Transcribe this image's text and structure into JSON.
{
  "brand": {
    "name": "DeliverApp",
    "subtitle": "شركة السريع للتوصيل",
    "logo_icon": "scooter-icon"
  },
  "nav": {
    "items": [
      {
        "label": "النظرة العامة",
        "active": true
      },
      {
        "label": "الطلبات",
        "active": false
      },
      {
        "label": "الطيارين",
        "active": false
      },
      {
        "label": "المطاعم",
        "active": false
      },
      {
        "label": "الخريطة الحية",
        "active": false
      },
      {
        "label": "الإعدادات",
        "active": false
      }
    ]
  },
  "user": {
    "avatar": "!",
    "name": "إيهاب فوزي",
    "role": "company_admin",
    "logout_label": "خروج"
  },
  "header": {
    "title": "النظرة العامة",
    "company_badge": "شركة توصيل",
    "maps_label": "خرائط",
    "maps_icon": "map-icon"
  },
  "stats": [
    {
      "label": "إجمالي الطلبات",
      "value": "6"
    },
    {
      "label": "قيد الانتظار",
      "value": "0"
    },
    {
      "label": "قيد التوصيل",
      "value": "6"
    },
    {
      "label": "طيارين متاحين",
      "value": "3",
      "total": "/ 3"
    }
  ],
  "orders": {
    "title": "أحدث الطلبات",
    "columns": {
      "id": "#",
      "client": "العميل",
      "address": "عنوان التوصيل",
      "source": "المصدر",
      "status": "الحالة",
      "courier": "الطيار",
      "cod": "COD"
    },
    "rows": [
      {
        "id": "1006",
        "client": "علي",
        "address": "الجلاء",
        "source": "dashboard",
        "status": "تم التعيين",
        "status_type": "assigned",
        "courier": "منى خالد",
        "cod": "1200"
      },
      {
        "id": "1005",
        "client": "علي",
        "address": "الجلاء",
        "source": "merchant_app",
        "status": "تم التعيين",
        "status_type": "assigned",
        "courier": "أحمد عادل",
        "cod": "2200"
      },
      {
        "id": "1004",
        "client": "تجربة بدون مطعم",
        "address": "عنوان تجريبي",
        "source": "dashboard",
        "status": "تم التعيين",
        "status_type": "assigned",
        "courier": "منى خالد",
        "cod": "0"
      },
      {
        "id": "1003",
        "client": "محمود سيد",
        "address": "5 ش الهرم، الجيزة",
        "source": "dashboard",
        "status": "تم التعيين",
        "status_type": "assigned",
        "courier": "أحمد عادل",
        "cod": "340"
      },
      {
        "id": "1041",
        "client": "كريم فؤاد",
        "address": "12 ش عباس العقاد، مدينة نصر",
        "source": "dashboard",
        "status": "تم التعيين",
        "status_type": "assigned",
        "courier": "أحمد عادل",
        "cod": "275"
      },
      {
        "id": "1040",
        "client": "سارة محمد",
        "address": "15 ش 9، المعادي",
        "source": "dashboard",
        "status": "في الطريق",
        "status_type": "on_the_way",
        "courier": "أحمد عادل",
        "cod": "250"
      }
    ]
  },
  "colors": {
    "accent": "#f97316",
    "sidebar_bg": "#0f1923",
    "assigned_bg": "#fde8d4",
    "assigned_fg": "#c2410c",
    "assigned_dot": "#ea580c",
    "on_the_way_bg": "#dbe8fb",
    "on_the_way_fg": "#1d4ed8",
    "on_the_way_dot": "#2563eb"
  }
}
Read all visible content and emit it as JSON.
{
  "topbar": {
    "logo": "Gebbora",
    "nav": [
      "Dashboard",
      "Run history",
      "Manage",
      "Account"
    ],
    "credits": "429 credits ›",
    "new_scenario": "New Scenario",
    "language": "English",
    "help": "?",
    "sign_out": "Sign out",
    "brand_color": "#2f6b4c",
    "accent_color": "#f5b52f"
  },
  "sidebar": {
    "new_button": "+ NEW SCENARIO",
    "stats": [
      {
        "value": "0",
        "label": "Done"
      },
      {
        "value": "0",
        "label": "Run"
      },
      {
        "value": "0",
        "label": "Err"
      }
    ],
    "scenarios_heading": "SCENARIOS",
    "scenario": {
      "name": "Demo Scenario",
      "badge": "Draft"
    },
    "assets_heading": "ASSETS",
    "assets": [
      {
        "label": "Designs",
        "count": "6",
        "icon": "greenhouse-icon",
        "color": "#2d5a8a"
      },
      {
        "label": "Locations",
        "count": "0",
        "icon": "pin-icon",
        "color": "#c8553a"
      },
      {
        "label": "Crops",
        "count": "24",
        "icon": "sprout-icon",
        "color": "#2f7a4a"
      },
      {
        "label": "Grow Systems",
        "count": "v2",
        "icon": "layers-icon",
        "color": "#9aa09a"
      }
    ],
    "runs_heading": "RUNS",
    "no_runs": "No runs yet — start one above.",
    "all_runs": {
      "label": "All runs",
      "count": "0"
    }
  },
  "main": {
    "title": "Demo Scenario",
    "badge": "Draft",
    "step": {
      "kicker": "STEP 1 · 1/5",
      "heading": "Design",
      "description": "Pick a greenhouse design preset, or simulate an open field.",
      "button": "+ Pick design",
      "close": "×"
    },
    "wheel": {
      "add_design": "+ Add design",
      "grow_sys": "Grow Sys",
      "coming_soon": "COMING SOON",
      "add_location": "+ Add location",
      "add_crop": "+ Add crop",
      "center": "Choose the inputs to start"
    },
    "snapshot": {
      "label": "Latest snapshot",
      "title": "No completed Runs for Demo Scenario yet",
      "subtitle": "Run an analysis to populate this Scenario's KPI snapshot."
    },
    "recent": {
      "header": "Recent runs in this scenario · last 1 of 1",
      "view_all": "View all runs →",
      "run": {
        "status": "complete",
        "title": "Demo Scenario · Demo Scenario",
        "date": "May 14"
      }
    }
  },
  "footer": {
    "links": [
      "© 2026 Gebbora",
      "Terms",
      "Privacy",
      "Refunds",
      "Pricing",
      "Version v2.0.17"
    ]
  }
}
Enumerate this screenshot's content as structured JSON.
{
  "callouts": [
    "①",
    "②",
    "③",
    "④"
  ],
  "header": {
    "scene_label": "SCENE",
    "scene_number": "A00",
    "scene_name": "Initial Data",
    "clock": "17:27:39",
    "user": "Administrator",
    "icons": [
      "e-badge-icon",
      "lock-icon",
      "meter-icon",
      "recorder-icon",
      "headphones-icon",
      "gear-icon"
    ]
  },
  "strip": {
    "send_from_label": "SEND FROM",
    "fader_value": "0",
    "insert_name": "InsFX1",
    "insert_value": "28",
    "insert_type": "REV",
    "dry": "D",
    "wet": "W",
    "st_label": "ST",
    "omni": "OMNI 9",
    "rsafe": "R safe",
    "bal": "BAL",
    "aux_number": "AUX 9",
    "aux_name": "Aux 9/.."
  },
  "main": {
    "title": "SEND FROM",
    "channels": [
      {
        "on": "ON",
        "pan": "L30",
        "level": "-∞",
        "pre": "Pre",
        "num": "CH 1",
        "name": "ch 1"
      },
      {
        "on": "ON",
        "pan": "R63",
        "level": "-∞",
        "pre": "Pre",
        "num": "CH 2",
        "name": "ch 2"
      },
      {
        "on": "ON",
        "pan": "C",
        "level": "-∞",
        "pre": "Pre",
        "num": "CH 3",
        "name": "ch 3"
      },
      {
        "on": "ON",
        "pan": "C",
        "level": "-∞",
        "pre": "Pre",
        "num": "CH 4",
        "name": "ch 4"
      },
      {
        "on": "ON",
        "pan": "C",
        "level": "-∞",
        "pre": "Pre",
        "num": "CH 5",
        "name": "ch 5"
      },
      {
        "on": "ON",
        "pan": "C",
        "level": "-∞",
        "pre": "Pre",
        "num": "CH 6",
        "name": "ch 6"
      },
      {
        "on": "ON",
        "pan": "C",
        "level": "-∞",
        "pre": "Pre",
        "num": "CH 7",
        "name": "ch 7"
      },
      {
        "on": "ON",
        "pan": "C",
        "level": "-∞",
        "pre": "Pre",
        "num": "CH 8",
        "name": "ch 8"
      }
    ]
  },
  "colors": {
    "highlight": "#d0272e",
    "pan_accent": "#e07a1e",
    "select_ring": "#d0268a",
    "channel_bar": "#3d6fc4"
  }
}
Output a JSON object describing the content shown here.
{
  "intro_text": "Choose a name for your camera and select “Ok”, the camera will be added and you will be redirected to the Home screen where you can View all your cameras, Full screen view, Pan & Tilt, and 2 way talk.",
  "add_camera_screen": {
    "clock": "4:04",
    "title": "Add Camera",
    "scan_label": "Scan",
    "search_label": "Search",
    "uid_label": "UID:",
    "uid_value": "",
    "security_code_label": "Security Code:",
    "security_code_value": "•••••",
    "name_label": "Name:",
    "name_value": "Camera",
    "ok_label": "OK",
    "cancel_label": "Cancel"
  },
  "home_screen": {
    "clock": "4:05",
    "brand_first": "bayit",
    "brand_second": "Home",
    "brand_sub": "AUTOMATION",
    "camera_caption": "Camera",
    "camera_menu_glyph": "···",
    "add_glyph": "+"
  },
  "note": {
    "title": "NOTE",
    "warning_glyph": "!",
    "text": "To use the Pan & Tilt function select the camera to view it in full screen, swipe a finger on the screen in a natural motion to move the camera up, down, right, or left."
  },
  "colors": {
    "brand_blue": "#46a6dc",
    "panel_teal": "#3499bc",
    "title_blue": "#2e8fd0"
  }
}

- GIVEN TASK -
Search the entries for the word "start" and copy every line that has it.

- OUTPUT OF THE EXERCISE -
    "no_runs": "No runs yet — start one above.",
      "center": "Choose the inputs to start"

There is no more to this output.